== Provided passage
Thread: Shortening time of vacuum analyze

Shortening time of vacuum analyze

From
Francisco Reyes
Date:
Until 7.2 release is out I am looking for a way to optimize a vacuum
analyze. It currently seems to be taking about 3 hours, but I have some
time constraints and the 3 hours are happening at a time when users may
need the system.

My environment:
Posgresql 7.1.3 with buffers 6000, sort_ment 32K
FreeBSD 4.4 Stable (2 months old) with 1GB ram.
/etc/sysctl set to
kern.ipc.shmall=65535
kern.ipc.shmmax=67117056
kern.ipc.shm_use_phys=1

OS in IDE drive, "/base" directory on 10K rpm SCSI drive, pg_xlog on
second 10K rpm SCSI disk.

Nightly doing delete of about 6 million records and then re-merging.
Previously I was doing truncate, but this was an issue if a user tried to
use the system while we were loading. Now we are having a problem while
the server is running vacuum analyzes.

Does vacuum alone takes less time?
Maybe I could do deletion, load, vacuum in sequence and then do vacuum
analyze after hours.


Re: Shortening time of vacuum analyze

From
Tom Lane
Date:
Francisco Reyes <lists@natserv.com> writes:
> Until 7.2 release is out I am looking for a way to optimize a vacuum
> analyze.

7.2RC2 is going to mutate into 7.2 *real* soon now, probably next week.
My best advice to you is not to wait any longer.

> Nightly doing delete of about 6 million records and then re-merging.
> Previously I was doing truncate, but this was an issue if a user tried to
> use the system while we were loading. Now we are having a problem while
> the server is running vacuum analyzes.

> Does vacuum alone takes less time?

Yes, but with so many deletes I'm sure that it's the space-compaction
part that's killing you.

The only useful workaround I can think of is to create a new table,
fill it with the data you want, then DROP the old table and ALTER RENAME
the new one into place.  However this will not work if there are other
tables with foreign-key references to the big table.  You also have a
problem if you can't shut off updates to the old table while this is
going on.

7.2's lazy VACUUM ought to be perfect for you, though.

            regards, tom lane

Re: Shortening time of vacuum analyze

From
Francisco Reyes
Date:
On Wed, 30 Jan 2002, Andrew Sullivan wrote:

> On Wed, Jan 30, 2002 at 11:07:43AM -0500, Francisco Reyes wrote:
>
> > Nightly doing delete of about 6 million records and then re-merging.
> > Previously I was doing truncate, but this was an issue if a user tried to
> > use the system while we were loading. Now we are having a problem while
> > the server is running vacuum analyzes.
>
> I'm not sure I understand the problem of "issue if a user tried to
> use the system while we were loading".  I understand that, of course,
> the data is gone when you truncate; but won't it be anyway, if you
> delete?
====
== Information shown
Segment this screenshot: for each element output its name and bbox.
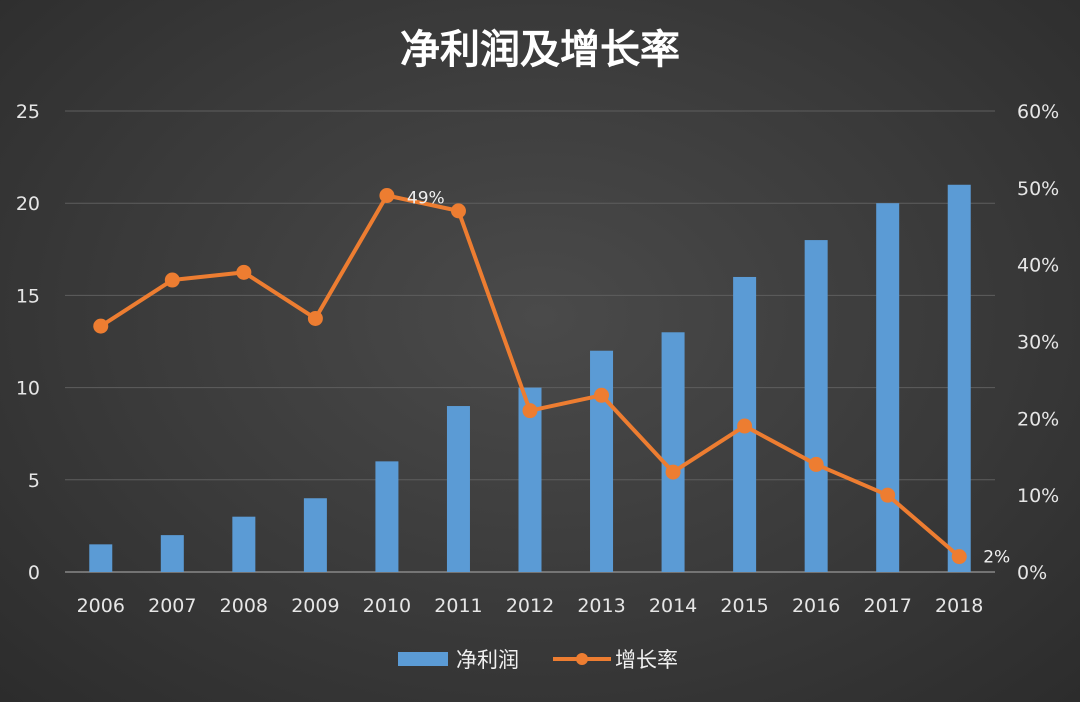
data-label: 49% [407, 189, 445, 209]
bar [303, 498, 327, 572]
legend-bar-swatch [398, 652, 448, 666]
line-point [737, 418, 753, 434]
line-point [236, 264, 252, 280]
x-tick-label: 2016 [792, 595, 840, 617]
right-tick-label: 50% [1017, 178, 1059, 200]
bar [518, 387, 542, 572]
left-tick-label: 25 [16, 101, 40, 123]
line-point [522, 403, 538, 419]
data-labels: 49% 2% [407, 189, 1010, 568]
bar [804, 240, 828, 572]
line-point [450, 203, 466, 219]
x-tick-label: 2015 [720, 595, 768, 617]
bar-series [89, 184, 971, 572]
x-tick-label: 2008 [220, 595, 268, 617]
left-tick-label: 20 [16, 193, 40, 215]
bar [232, 516, 256, 572]
left-tick-label: 15 [16, 285, 40, 307]
bar [446, 406, 470, 572]
x-tick-label: 2013 [577, 595, 625, 617]
line-point [594, 387, 610, 403]
left-tick-label: 5 [28, 470, 40, 492]
x-tick-label: 2007 [148, 595, 196, 617]
x-tick-label: 2011 [434, 595, 482, 617]
line-point [665, 464, 681, 480]
line-point [93, 318, 109, 334]
right-tick-label: 60% [1017, 101, 1059, 123]
bar [160, 535, 184, 572]
bar [590, 350, 614, 572]
line-point [307, 310, 323, 326]
line-point [808, 456, 824, 472]
left-tick-label: 0 [28, 562, 40, 584]
chart-title: 净利润及增长率 [400, 26, 680, 73]
right-tick-label: 20% [1017, 408, 1059, 430]
data-label: 2% [983, 548, 1010, 568]
right-axis-ticks: 0% 10% 20% 30% 40% 50% 60% [1017, 101, 1059, 584]
right-tick-label: 0% [1017, 562, 1047, 584]
x-tick-label: 2006 [77, 595, 125, 617]
line-point [880, 487, 896, 503]
legend: 净利润 增长率 [398, 648, 678, 672]
legend-line-marker [576, 653, 588, 665]
bar [89, 544, 113, 572]
right-tick-label: 40% [1017, 255, 1059, 277]
bar [375, 461, 399, 572]
line-point [164, 272, 180, 288]
right-tick-label: 30% [1017, 332, 1059, 354]
left-axis-ticks: 0 5 10 15 20 25 [16, 101, 40, 584]
x-tick-label: 2012 [506, 595, 554, 617]
bar [661, 332, 685, 572]
left-tick-label: 10 [16, 378, 40, 400]
legend-bar-label: 净利润 [456, 648, 519, 672]
line-point [379, 188, 395, 204]
x-tick-label: 2009 [291, 595, 339, 617]
x-tick-label: 2014 [649, 595, 697, 617]
x-tick-label: 2017 [864, 595, 912, 617]
right-tick-label: 10% [1017, 485, 1059, 507]
x-tick-label: 2018 [935, 595, 983, 617]
bar [947, 184, 971, 572]
x-axis-ticks: 2006 2007 2008 2009 2010 2011 2012 2013 2014 2015… [77, 595, 984, 617]
line-point [951, 549, 967, 565]
legend-line-label: 增长率 [615, 648, 678, 672]
line-series [93, 188, 967, 565]
bar [876, 203, 900, 572]
x-tick-label: 2010 [363, 595, 411, 617]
====
# Exercise 1
Answer these questions using the vacuum analyze thread:
(a) About how long does the vacuum analyze currently take?
(b) Which operating system and version is the server running?
(c) Which part of the vacuum does Tom Lane believe is causing the slowness?
# Exercise 2
List every kernel setting that the vacuum analyze thread gives for /etc/sysctl, along with its value.
# Exercise 3
Write the next part of the vacuum analyze thread, starting after its last line.
Nothing in the listing is needed here.

# Reply 1
(a) About 3 hours.
(b) FreeBSD 4.4 Stable.
(c) The space-compaction part.

# Reply 2
kern.ipc.shmall=65535
kern.ipc.shmmax=67117056
kern.ipc.shm_use_phys=1

# Reply 3
You can put the delete/load inside a transaction so the users will never
see an empty table. Truncate can not be placed inside a transaction.

We basically do
begin transaction
delete
copy
commit transaction


Re: Shortening time of vacuum analyze

From
Andrew Sullivan
Date:
On Wed, Jan 30, 2002 at 12:23:50PM -0500, Francisco Reyes wrote:

> You can put the delete/load inside a transaction so the users will never
> see an empty table. Truncate can not be placed inside a transaction.

True enough.  But why not leave the table unvacuumed, then, until a
more convenient time?  You are, of course, paying a cost in
performance during that time, but not as great as you would with
vacuum.

A

--
----
Andrew Sullivan                               87 Mowat Avenue
Liberty RMS                           Toronto, Ontario Canada
<andrew@libertyrms.info>                              M6K 3E3
                                         +1 416 646 3304 x110


Re: Shortening time of vacuum analyze

From
Francisco Reyes
Date:


On Wed, 30 Jan 2002, Andrew Sullivan wrote:

> On Wed, Jan 30, 2002 at 12:23:50PM -0500, Francisco Reyes wrote:
>
> > You can put the delete/load inside a transaction so the users will never
> > see an empty table. Truncate can not be placed inside a transaction.
>
> True enough.  But why not leave the table unvacuumed, then, until a
> more convenient time?  You are, of course, paying a cost in
> performance during that time, but not as great as you would with
> vacuum.

We do the vacuum right after the load of all the new tables, but before we
do all our daily reports. An operation that takes 30 minutes if all is
vacuumed takes about 2 hours if not vacuumed.

Given that 7.2 is due out shortly I have comed up with some other ways of
improving time.. ie delaying re-freshing some data which rarely ever
changes until 7.2 is out.